*Exercise directions*. Please output every line of the material as it stands, without the pictures.

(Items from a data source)
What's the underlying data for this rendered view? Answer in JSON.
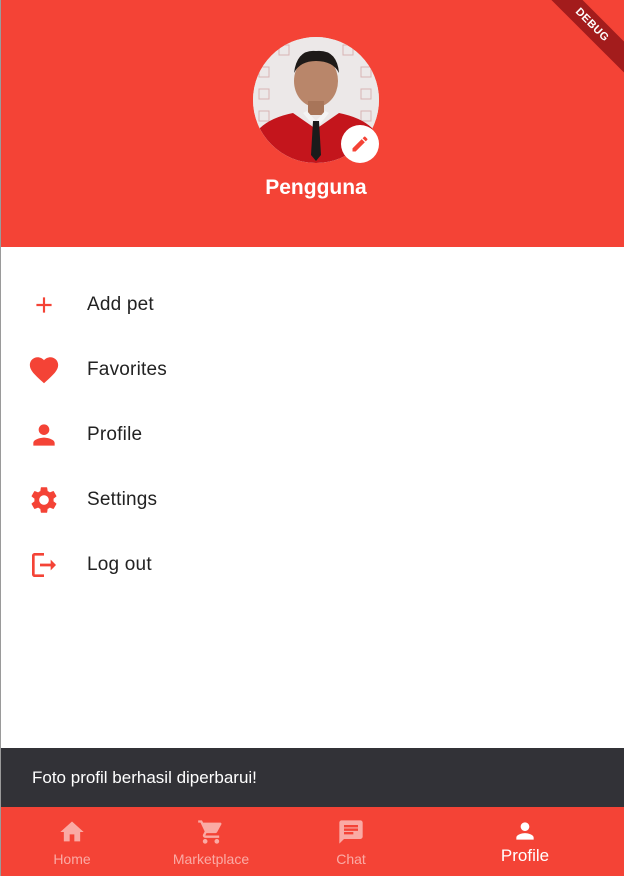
{
  "colors": {
    "primary": "#F44336",
    "snackbar": "#323237",
    "nav_inactive": "rgba(255,255,255,0.55)",
    "nav_active": "#FFFFFF"
  },
  "debug_banner": {
    "label": "DEBUG"
  },
  "header": {
    "username": "Pengguna",
    "avatar_icon": "profile-photo",
    "edit_icon": "pencil-icon"
  },
  "menu": {
    "items": [
      {
        "label": "Add pet",
        "icon": "plus-icon"
      },
      {
        "label": "Favorites",
        "icon": "heart-icon"
      },
      {
        "label": "Profile",
        "icon": "person-icon"
      },
      {
        "label": "Settings",
        "icon": "gear-icon"
      },
      {
        "label": "Log out",
        "icon": "logout-icon"
      }
    ]
  },
  "snackbar": {
    "message": "Foto profil berhasil diperbarui!"
  },
  "bottom_nav": {
    "items": [
      {
        "label": "Home",
        "icon": "home-icon",
        "active": false
      },
      {
        "label": "Marketplace",
        "icon": "cart-icon",
        "active": false
      },
      {
        "label": "Chat",
        "icon": "chat-icon",
        "active": false
      },
      {
        "label": "Profile",
        "icon": "person-icon",
        "active": true
      }
    ]
  }
}
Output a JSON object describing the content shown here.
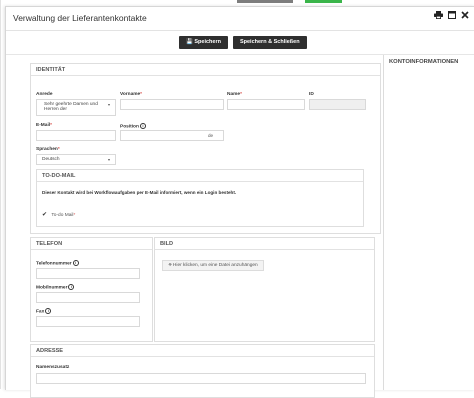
{
  "window": {
    "title": "Verwaltung der Lieferantenkontakte",
    "icons": [
      "print-icon",
      "maximize-icon",
      "close-icon"
    ]
  },
  "toolbar": {
    "save_label": "💾 Speichern",
    "save_close_label": "Speichern & Schließen"
  },
  "sidebar": {
    "heading": "KONTOINFORMATIONEN"
  },
  "identity": {
    "heading": "IDENTITÄT",
    "anrede_label": "Anrede",
    "anrede_value": "Sehr geehrte Damen und Herren der",
    "vorname_label": "Vorname",
    "name_label": "Name",
    "id_label": "ID",
    "email_label": "E-Mail",
    "position_label": "Position",
    "position_suffix": "de",
    "sprachen_label": "Sprachen",
    "sprachen_value": "Deutsch"
  },
  "todo": {
    "heading": "TO-DO-MAIL",
    "message": "Dieser Kontakt wird bei Workflowaufgaben per E-Mail informiert, wenn ein Login besteht.",
    "checkbox_label": "To-do Mail"
  },
  "telefon": {
    "heading": "TELEFON",
    "telefonnummer_label": "Telefonnummer",
    "mobilnummer_label": "Mobilnummer",
    "fax_label": "Fax"
  },
  "bild": {
    "heading": "BILD",
    "attach_label": "Hier klicken, um eine Datei anzuhängen"
  },
  "adresse": {
    "heading": "ADRESSE",
    "namenszusatz_label": "Namenszusatz"
  },
  "colors": {
    "button_bg": "#2f2f2f",
    "required": "#d9534f",
    "top_strip_gray": "#7d7d7d",
    "top_strip_green": "#3ab54a"
  }
}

*Exercise solution*.
What's the underlying data for this rendered view? Answer in JSON.
{
  "colors": {
    "primary": "#F44336",
    "snackbar": "#323237",
    "nav_inactive": "rgba(255,255,255,0.55)",
    "nav_active": "#FFFFFF"
  },
  "debug_banner": {
    "label": "DEBUG"
  },
  "header": {
    "username": "Pengguna",
    "avatar_icon": "profile-photo",
    "edit_icon": "pencil-icon"
  },
  "menu": {
    "items": [
      {
        "label": "Add pet",
        "icon": "plus-icon"
      },
      {
        "label": "Favorites",
        "icon": "heart-icon"
      },
      {
        "label": "Profile",
        "icon": "person-icon"
      },
      {
        "label": "Settings",
        "icon": "gear-icon"
      },
      {
        "label": "Log out",
        "icon": "logout-icon"
      }
    ]
  },
  "snackbar": {
    "message": "Foto profil berhasil diperbarui!"
  },
  "bottom_nav": {
    "items": [
      {
        "label": "Home",
        "icon": "home-icon",
        "active": false
      },
      {
        "label": "Marketplace",
        "icon": "cart-icon",
        "active": false
      },
      {
        "label": "Chat",
        "icon": "chat-icon",
        "active": false
      },
      {
        "label": "Profile",
        "icon": "person-icon",
        "active": true
      }
    ]
  }
}
Output a JSON object describing the content shown here.
{
  "window": {
    "title": "Verwaltung der Lieferantenkontakte",
    "icons": [
      "print-icon",
      "maximize-icon",
      "close-icon"
    ]
  },
  "toolbar": {
    "save_label": "💾 Speichern",
    "save_close_label": "Speichern & Schließen"
  },
  "sidebar": {
    "heading": "KONTOINFORMATIONEN"
  },
  "identity": {
    "heading": "IDENTITÄT",
    "anrede_label": "Anrede",
    "anrede_value": "Sehr geehrte Damen und Herren der",
    "vorname_label": "Vorname",
    "name_label": "Name",
    "id_label": "ID",
    "email_label": "E-Mail",
    "position_label": "Position",
    "position_suffix": "de",
    "sprachen_label": "Sprachen",
    "sprachen_value": "Deutsch"
  },
  "todo": {
    "heading": "TO-DO-MAIL",
    "message": "Dieser Kontakt wird bei Workflowaufgaben per E-Mail informiert, wenn ein Login besteht.",
    "checkbox_label": "To-do Mail"
  },
  "telefon": {
    "heading": "TELEFON",
    "telefonnummer_label": "Telefonnummer",
    "mobilnummer_label": "Mobilnummer",
    "fax_label": "Fax"
  },
  "bild": {
    "heading": "BILD",
    "attach_label": "Hier klicken, um eine Datei anzuhängen"
  },
  "adresse": {
    "heading": "ADRESSE",
    "namenszusatz_label": "Namenszusatz"
  },
  "colors": {
    "button_bg": "#2f2f2f",
    "required": "#d9534f",
    "top_strip_gray": "#7d7d7d",
    "top_strip_green": "#3ab54a"
  }
}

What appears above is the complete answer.